[Data]:
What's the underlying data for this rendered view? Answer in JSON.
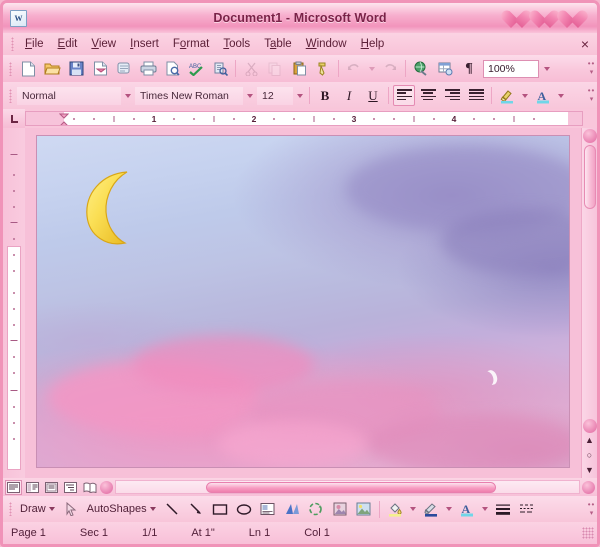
{
  "window": {
    "title": "Document1 - Microsoft Word",
    "app_icon": "word-icon",
    "buttons": [
      {
        "name": "minimize-button",
        "icon": "heart-icon"
      },
      {
        "name": "maximize-button",
        "icon": "heart-icon"
      },
      {
        "name": "close-button",
        "icon": "heart-icon"
      }
    ],
    "accent_pink": "#f294bc",
    "title_color": "#7a2248"
  },
  "menubar": {
    "items": [
      {
        "label": "File",
        "accel": "F"
      },
      {
        "label": "Edit",
        "accel": "E"
      },
      {
        "label": "View",
        "accel": "V"
      },
      {
        "label": "Insert",
        "accel": "I"
      },
      {
        "label": "Format",
        "accel": "o"
      },
      {
        "label": "Tools",
        "accel": "T"
      },
      {
        "label": "Table",
        "accel": "a"
      },
      {
        "label": "Window",
        "accel": "W"
      },
      {
        "label": "Help",
        "accel": "H"
      }
    ],
    "close_label": "×"
  },
  "standard_toolbar": {
    "buttons": [
      "new-document-icon",
      "open-folder-icon",
      "save-icon",
      "email-icon",
      "search-icon",
      "print-icon",
      "print-preview-icon",
      "spelling-grammar-icon",
      "research-icon",
      "cut-icon",
      "copy-icon",
      "paste-icon",
      "format-painter-icon",
      "undo-icon",
      "redo-icon",
      "insert-hyperlink-icon",
      "tables-borders-icon",
      "show-formatting-icon"
    ],
    "zoom_value": "100%"
  },
  "formatting_toolbar": {
    "style_value": "Normal",
    "font_value": "Times New Roman",
    "size_value": "12",
    "bold_label": "B",
    "italic_label": "I",
    "underline_label": "U",
    "buttons": [
      "align-left-icon",
      "align-center-icon",
      "align-right-icon",
      "justify-icon",
      "highlight-color-icon",
      "font-color-icon"
    ],
    "active_alignment": "align-left-icon"
  },
  "ruler": {
    "corner_label": "L",
    "h_ticks": [
      "1",
      "2",
      "3",
      "4"
    ],
    "unit": "inch"
  },
  "document": {
    "page_name": "document-page",
    "image_alt": "pastel-sky-with-crescent-moon",
    "moon_emoji": "crescent-moon",
    "sky_colors": {
      "blue": "#c2cdeb",
      "purple": "#b0a6d4",
      "pink_cloud": "#f095c3"
    }
  },
  "scrollbars": {
    "vertical": {
      "up_label": "▲",
      "down_label": "▼",
      "browse_prev": "⬆",
      "browse_select": "●",
      "browse_next": "⬇"
    },
    "horizontal": {
      "left_label": "◀",
      "right_label": "▶"
    }
  },
  "view_buttons": [
    {
      "name": "view-normal",
      "icon": "normal-view-icon",
      "active": true
    },
    {
      "name": "view-web-layout",
      "icon": "web-layout-icon",
      "active": false
    },
    {
      "name": "view-print-layout",
      "icon": "print-layout-icon",
      "active": false
    },
    {
      "name": "view-outline",
      "icon": "outline-view-icon",
      "active": false
    },
    {
      "name": "view-reading",
      "icon": "reading-layout-icon",
      "active": false
    }
  ],
  "drawing_toolbar": {
    "draw_label": "Draw",
    "autoshapes_label": "AutoShapes",
    "buttons": [
      "select-objects-icon",
      "line-icon",
      "arrow-icon",
      "rectangle-icon",
      "oval-icon",
      "text-box-icon",
      "wordart-icon",
      "diagram-icon",
      "clip-art-icon",
      "insert-picture-icon",
      "fill-color-icon",
      "line-color-icon",
      "font-color-icon",
      "line-style-icon",
      "dash-style-icon"
    ]
  },
  "statusbar": {
    "page": "Page 1",
    "section": "Sec 1",
    "pages": "1/1",
    "at": "At 1\"",
    "line": "Ln 1",
    "column": "Col 1"
  }
}
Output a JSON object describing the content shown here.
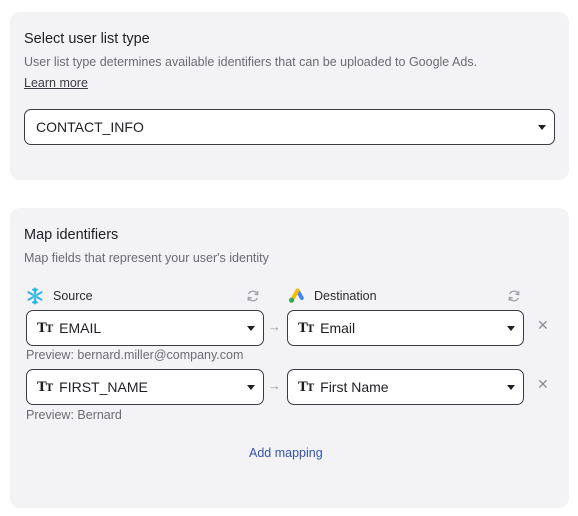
{
  "list_type": {
    "title": "Select user list type",
    "description": "User list type determines available identifiers that can be uploaded to Google Ads.",
    "learn_more": "Learn more",
    "selected": "CONTACT_INFO"
  },
  "map": {
    "title": "Map identifiers",
    "description": "Map fields that represent your user's identity",
    "source_label": "Source",
    "destination_label": "Destination",
    "rows": [
      {
        "source": "EMAIL",
        "destination": "Email",
        "preview": "Preview: bernard.miller@company.com"
      },
      {
        "source": "FIRST_NAME",
        "destination": "First Name",
        "preview": "Preview: Bernard"
      }
    ],
    "add_mapping": "Add mapping"
  },
  "icons": {
    "source": "snowflake-icon",
    "destination": "google-ads-icon",
    "refresh": "refresh-icon",
    "text_type": "text-type-icon",
    "remove": "close-icon",
    "arrow": "arrow-right-icon"
  },
  "colors": {
    "link": "#3453b3",
    "snowflake": "#29b5e8"
  }
}
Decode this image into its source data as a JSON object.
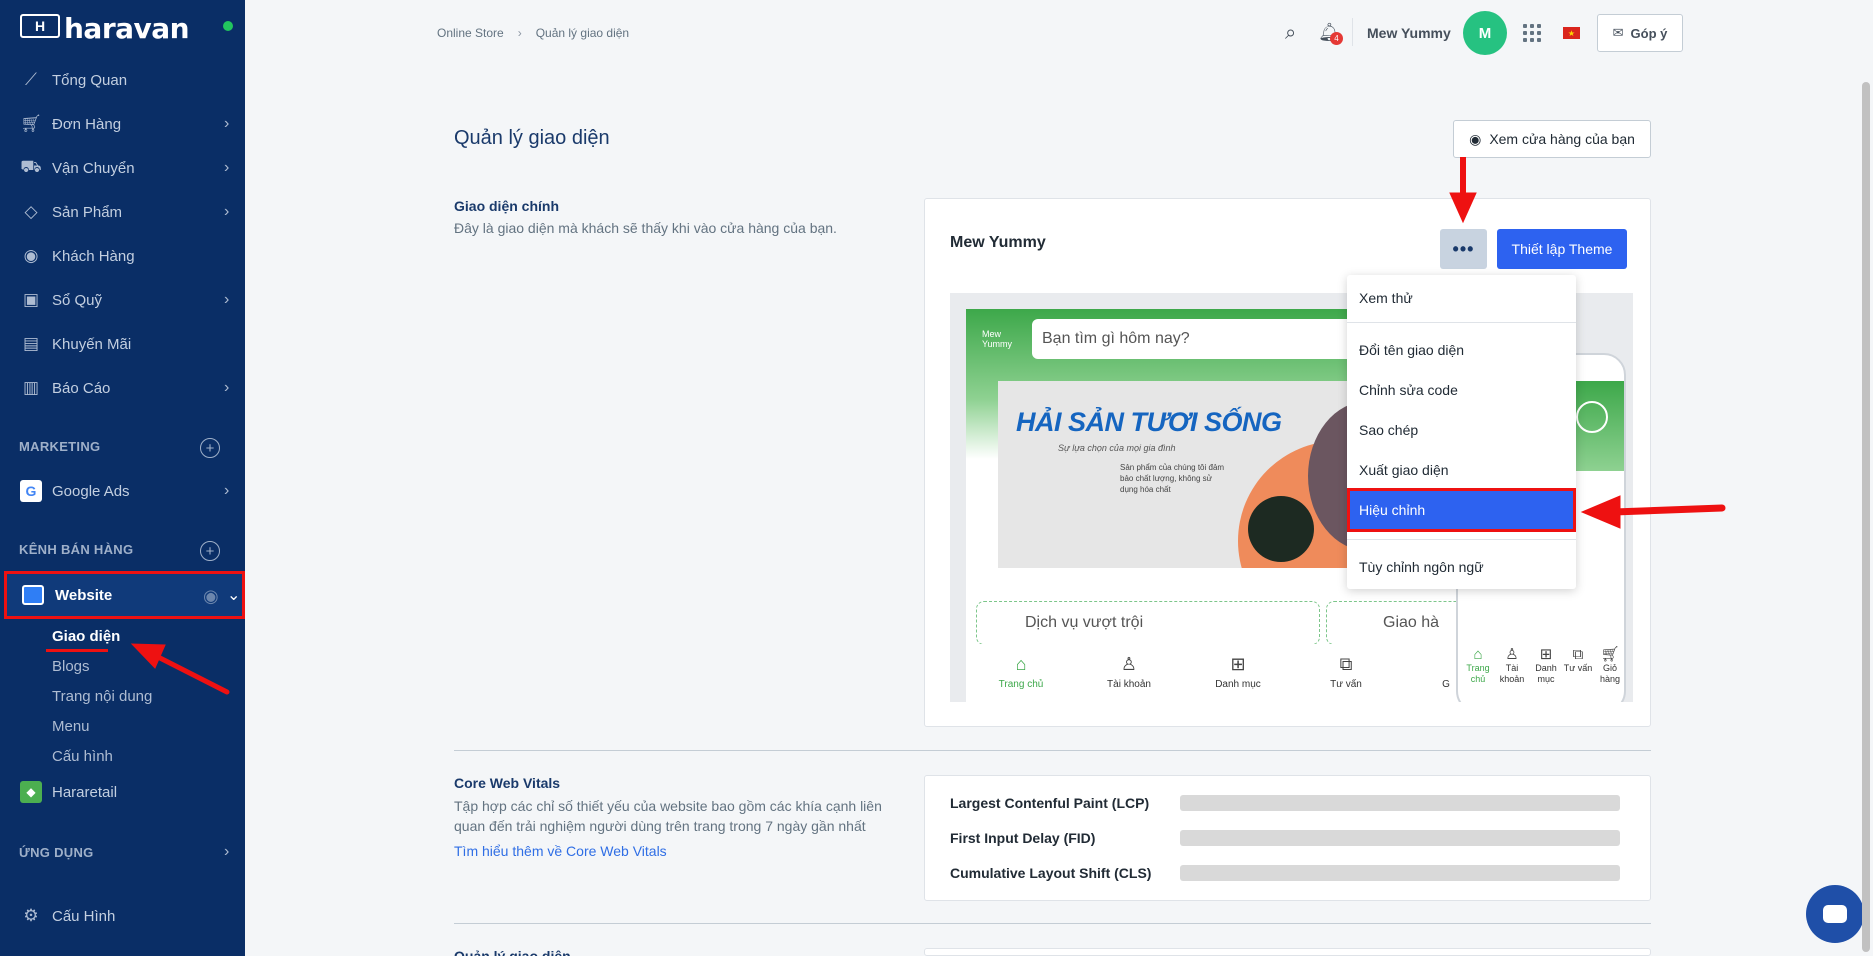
{
  "sidebar": {
    "brand": "haravan",
    "items": [
      {
        "label": "Tổng Quan",
        "icon": "trend-icon"
      },
      {
        "label": "Đơn Hàng",
        "icon": "cart-icon"
      },
      {
        "label": "Vận Chuyển",
        "icon": "truck-icon"
      },
      {
        "label": "Sản Phẩm",
        "icon": "tag-icon"
      },
      {
        "label": "Khách Hàng",
        "icon": "user-icon"
      },
      {
        "label": "Sổ Quỹ",
        "icon": "cashbook-icon"
      },
      {
        "label": "Khuyến Mãi",
        "icon": "gift-icon"
      },
      {
        "label": "Báo Cáo",
        "icon": "report-icon"
      }
    ],
    "marketing_title": "MARKETING",
    "google_ads": "Google Ads",
    "sales_channels_title": "KÊNH BÁN HÀNG",
    "website": "Website",
    "website_sub": [
      "Giao diện",
      "Blogs",
      "Trang nội dung",
      "Menu",
      "Cấu hình"
    ],
    "hararetail": "Hararetail",
    "apps_title": "ỨNG DỤNG",
    "settings": "Cấu Hình"
  },
  "header": {
    "breadcrumb": [
      "Online Store",
      "Quản lý giao diện"
    ],
    "breadcrumb_sep": "›",
    "notification_count": "4",
    "user_name": "Mew Yummy",
    "avatar_letter": "M",
    "feedback": "Góp ý"
  },
  "main": {
    "title": "Quản lý giao diện",
    "view_store": "Xem cửa hàng của bạn",
    "main_theme": {
      "title": "Giao diện chính",
      "description": "Đây là giao diện mà khách sẽ thấy khi vào cửa hàng của bạn.",
      "theme_name": "Mew Yummy",
      "more_label": "•••",
      "setup_button": "Thiết lập Theme"
    },
    "preview": {
      "logo": "Mew Yummy",
      "search_placeholder": "Bạn tìm gì hôm nay?",
      "banner_title": "HẢI SẢN TƯƠI SỐNG",
      "banner_tagline": "Sự lựa chọn của mọi gia đình",
      "banner_text": "Sản phẩm của chúng tôi đảm bảo chất lượng, không sử dụng hóa chất",
      "service_1": "Dịch vụ vượt trội",
      "service_2": "Giao hà",
      "nav": [
        "Trang chủ",
        "Tài khoản",
        "Danh mục",
        "Tư vấn",
        "G"
      ],
      "phone_nav": [
        "Trang chủ",
        "Tài khoản",
        "Danh mục",
        "Tư vấn",
        "Giỏ hàng"
      ]
    },
    "menu": {
      "items": [
        "Xem thử",
        "Đổi tên giao diện",
        "Chỉnh sửa code",
        "Sao chép",
        "Xuất giao diện",
        "Hiệu chỉnh",
        "Tùy chỉnh ngôn ngữ"
      ]
    },
    "cwv": {
      "title": "Core Web Vitals",
      "description": "Tập hợp các chỉ số thiết yếu của website bao gồm các khía cạnh liên quan đến trải nghiệm người dùng trên trang trong 7 ngày gần nhất",
      "link": "Tìm hiểu thêm về Core Web Vitals",
      "metrics": [
        "Largest Contenful Paint (LCP)",
        "First Input Delay (FID)",
        "Cumulative Layout Shift (CLS)"
      ]
    },
    "next_section": "Quản lý giao diện"
  },
  "colors": {
    "sidebar": "#0a2e66",
    "primary": "#2d62f0",
    "annotation": "#ee1111",
    "preview_green": "#3da84a"
  }
}
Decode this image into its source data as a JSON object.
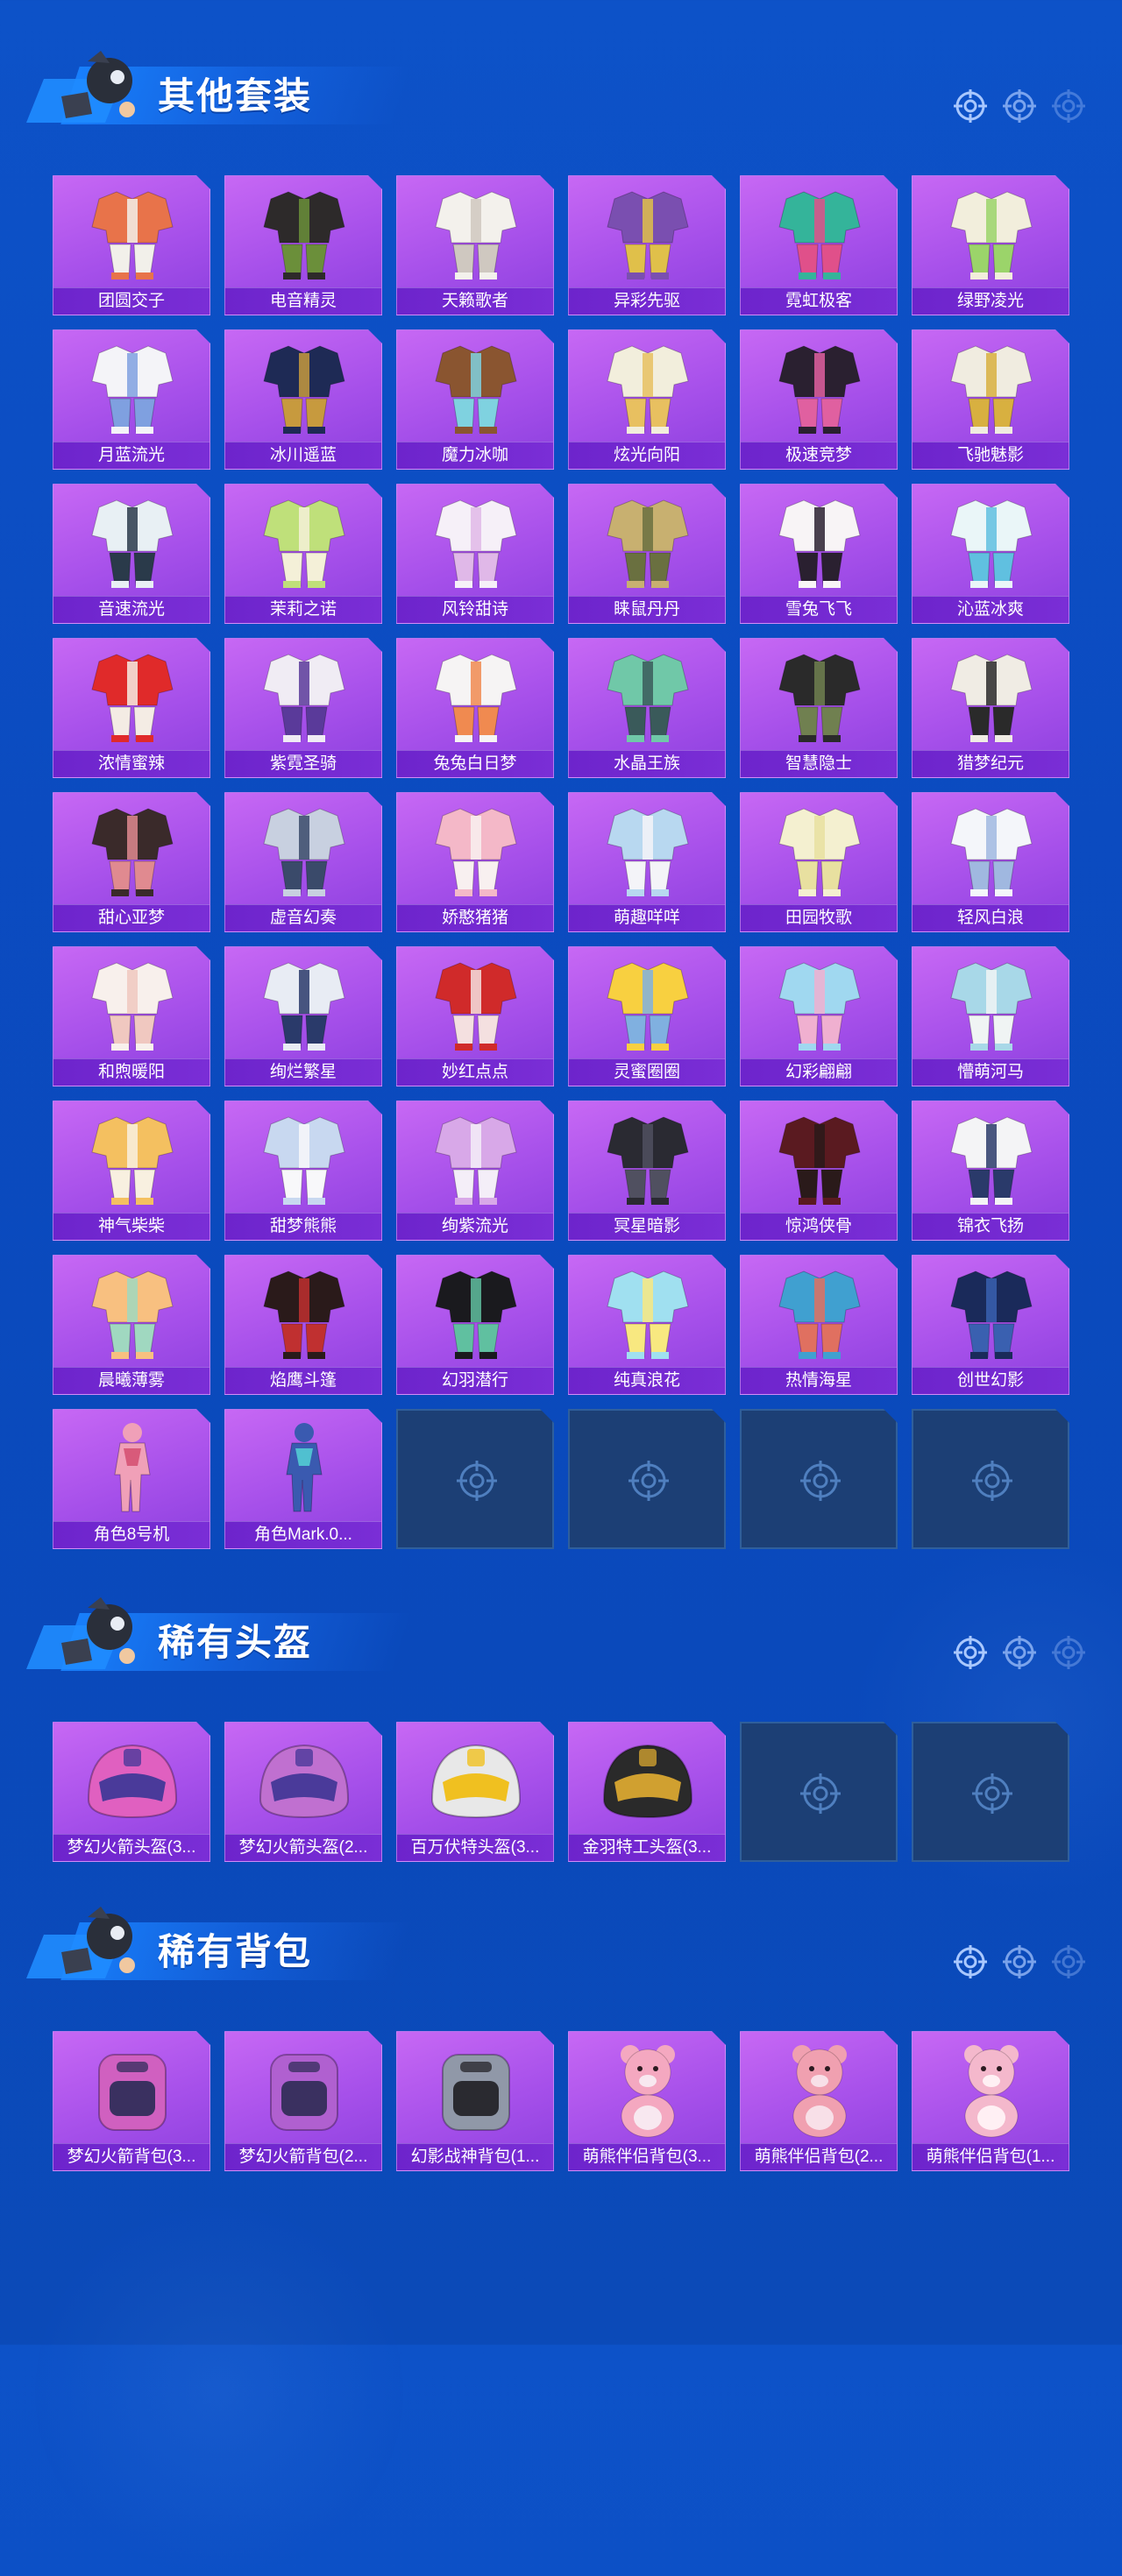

[Exercise directions]:
Each line above that includes "JSON" should be shown.

[Task result]:
What's the underlying data for this rendered view? Answer in JSON.
Output a JSON object describing the content shown here.
Decode this image into its source data as a JSON object.
Decode this image into its source data as a JSON object.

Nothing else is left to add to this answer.